Dataset rows about figures:
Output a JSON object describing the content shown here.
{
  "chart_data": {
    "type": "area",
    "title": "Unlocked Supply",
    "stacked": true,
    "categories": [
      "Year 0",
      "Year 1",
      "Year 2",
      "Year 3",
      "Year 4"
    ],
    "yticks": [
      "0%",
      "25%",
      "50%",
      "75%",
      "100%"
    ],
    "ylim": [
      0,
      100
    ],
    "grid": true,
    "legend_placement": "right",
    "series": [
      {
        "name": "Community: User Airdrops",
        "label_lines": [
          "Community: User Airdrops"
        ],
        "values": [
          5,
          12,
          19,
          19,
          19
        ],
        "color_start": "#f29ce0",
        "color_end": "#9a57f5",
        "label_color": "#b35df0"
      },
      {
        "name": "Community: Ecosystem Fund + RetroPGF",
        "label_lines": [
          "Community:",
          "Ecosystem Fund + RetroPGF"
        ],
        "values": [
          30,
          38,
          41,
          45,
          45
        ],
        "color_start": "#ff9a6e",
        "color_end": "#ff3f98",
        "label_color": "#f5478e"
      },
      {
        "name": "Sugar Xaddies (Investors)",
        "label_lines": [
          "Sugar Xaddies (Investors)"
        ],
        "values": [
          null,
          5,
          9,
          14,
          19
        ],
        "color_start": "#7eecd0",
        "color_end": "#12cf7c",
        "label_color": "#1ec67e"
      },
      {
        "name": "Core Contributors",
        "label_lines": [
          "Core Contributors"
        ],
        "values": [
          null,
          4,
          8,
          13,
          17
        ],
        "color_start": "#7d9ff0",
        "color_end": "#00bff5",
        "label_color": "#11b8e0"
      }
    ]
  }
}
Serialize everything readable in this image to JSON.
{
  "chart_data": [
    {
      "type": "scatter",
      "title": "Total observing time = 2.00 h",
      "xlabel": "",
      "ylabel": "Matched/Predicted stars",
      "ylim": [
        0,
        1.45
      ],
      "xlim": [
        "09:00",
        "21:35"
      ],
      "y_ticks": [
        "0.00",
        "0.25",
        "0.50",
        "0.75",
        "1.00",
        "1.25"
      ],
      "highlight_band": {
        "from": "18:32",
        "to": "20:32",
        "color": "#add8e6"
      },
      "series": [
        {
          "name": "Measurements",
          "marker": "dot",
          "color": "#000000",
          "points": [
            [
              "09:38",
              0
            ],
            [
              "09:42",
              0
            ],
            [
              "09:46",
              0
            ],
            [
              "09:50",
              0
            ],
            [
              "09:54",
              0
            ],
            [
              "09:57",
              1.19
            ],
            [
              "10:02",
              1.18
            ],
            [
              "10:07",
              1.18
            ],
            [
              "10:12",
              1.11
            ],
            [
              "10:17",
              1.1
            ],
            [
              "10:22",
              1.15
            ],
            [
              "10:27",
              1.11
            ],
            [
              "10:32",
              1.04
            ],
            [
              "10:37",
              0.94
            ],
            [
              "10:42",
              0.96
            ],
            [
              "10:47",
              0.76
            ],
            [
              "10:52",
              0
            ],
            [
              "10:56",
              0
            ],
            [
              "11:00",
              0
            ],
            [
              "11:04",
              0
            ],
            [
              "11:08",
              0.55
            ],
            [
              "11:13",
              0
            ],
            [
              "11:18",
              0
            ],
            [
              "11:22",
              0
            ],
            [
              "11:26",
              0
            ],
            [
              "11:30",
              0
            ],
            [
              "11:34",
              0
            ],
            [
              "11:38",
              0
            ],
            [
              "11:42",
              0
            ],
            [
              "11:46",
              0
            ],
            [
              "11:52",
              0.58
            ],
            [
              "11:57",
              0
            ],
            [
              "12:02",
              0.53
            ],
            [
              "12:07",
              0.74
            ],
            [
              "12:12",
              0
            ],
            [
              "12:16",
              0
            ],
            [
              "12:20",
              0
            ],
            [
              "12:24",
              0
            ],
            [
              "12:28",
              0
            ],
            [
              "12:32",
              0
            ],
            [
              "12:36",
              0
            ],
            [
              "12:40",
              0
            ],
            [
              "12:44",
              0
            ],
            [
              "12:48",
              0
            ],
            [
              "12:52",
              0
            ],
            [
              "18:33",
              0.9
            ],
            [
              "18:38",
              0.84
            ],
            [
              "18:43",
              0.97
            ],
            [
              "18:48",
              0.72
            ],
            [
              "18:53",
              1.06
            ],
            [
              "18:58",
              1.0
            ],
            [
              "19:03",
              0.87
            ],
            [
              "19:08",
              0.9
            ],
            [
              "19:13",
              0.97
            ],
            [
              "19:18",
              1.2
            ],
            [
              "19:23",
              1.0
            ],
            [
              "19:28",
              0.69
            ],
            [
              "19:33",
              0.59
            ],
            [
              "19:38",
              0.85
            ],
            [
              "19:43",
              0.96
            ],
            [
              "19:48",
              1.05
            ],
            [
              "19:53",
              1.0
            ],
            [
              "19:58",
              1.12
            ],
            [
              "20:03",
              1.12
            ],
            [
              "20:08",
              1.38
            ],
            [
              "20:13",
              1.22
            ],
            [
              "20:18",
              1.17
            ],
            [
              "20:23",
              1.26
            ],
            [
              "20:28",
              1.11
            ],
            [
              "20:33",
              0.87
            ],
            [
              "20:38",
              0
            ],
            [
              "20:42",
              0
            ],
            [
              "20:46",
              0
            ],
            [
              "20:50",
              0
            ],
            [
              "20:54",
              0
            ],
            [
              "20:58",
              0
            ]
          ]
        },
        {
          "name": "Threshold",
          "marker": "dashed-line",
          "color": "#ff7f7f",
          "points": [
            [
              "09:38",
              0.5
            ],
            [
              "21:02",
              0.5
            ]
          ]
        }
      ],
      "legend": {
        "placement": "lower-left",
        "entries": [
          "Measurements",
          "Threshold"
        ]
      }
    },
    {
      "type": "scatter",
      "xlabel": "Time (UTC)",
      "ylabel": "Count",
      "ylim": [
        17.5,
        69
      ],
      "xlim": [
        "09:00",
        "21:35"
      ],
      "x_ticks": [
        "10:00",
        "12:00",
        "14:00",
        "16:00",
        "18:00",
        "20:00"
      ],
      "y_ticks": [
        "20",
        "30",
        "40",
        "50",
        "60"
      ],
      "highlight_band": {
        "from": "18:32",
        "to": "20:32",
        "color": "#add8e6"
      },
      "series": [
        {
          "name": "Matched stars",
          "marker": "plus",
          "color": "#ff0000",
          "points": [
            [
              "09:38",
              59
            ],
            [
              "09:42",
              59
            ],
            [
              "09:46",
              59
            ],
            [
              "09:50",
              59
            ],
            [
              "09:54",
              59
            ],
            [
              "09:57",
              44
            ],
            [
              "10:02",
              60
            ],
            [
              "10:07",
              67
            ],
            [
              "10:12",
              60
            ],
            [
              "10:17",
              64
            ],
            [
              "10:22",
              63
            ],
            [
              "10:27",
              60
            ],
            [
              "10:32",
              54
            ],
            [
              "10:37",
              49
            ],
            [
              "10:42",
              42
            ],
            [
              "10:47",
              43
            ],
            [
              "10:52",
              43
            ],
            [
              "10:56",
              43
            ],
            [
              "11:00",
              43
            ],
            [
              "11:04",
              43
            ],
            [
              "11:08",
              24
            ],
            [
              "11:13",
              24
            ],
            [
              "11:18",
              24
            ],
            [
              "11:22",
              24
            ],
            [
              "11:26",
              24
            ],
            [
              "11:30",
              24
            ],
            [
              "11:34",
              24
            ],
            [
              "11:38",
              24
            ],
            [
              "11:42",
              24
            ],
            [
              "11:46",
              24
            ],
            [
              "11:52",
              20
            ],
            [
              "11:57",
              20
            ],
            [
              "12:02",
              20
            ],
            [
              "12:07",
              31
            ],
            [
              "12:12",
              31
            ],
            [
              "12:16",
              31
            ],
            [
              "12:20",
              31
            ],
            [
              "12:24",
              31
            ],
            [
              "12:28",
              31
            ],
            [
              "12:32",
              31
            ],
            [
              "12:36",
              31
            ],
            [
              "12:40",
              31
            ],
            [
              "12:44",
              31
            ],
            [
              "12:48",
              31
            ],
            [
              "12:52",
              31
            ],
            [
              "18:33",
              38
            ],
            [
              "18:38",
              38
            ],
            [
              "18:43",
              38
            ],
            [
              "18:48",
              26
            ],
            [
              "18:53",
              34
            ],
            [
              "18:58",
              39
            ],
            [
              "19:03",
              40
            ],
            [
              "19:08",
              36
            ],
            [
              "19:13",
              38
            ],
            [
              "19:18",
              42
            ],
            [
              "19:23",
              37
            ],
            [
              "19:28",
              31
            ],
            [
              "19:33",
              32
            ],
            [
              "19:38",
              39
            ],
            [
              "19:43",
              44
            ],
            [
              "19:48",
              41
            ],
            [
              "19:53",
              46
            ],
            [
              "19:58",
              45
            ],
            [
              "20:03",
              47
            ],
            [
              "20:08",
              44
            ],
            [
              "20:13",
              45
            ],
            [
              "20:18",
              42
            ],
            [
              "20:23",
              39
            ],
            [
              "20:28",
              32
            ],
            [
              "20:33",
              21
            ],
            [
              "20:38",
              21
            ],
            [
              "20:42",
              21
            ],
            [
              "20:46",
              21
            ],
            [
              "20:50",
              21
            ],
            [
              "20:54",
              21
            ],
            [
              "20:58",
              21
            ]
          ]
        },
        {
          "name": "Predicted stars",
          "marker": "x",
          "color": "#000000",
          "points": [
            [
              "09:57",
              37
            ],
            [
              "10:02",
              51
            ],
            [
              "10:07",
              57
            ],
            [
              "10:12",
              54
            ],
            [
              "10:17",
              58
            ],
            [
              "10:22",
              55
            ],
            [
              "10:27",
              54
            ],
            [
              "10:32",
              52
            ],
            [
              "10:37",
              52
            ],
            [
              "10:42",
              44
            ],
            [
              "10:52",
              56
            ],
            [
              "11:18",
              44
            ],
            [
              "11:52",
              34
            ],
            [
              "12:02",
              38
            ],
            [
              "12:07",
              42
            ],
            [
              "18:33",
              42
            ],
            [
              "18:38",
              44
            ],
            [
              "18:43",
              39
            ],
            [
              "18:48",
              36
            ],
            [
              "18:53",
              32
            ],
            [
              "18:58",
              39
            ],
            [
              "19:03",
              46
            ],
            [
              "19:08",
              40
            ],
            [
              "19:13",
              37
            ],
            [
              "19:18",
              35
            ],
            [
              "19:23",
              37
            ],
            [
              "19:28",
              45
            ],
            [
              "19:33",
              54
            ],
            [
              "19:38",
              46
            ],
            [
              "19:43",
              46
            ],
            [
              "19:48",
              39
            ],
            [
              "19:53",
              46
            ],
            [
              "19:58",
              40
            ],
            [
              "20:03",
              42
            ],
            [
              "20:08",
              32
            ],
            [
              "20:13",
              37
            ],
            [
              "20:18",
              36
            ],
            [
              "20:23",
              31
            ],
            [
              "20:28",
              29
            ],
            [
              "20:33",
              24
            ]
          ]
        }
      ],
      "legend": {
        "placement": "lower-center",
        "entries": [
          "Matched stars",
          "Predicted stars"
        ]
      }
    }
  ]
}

▶ Work instructions
For each line of the entries that includes "stars", show that line.

▶ Final result
      "ylabel": "Matched/Predicted stars",
          "name": "Matched stars",
          "name": "Predicted stars",
          "Matched stars",
          "Predicted stars"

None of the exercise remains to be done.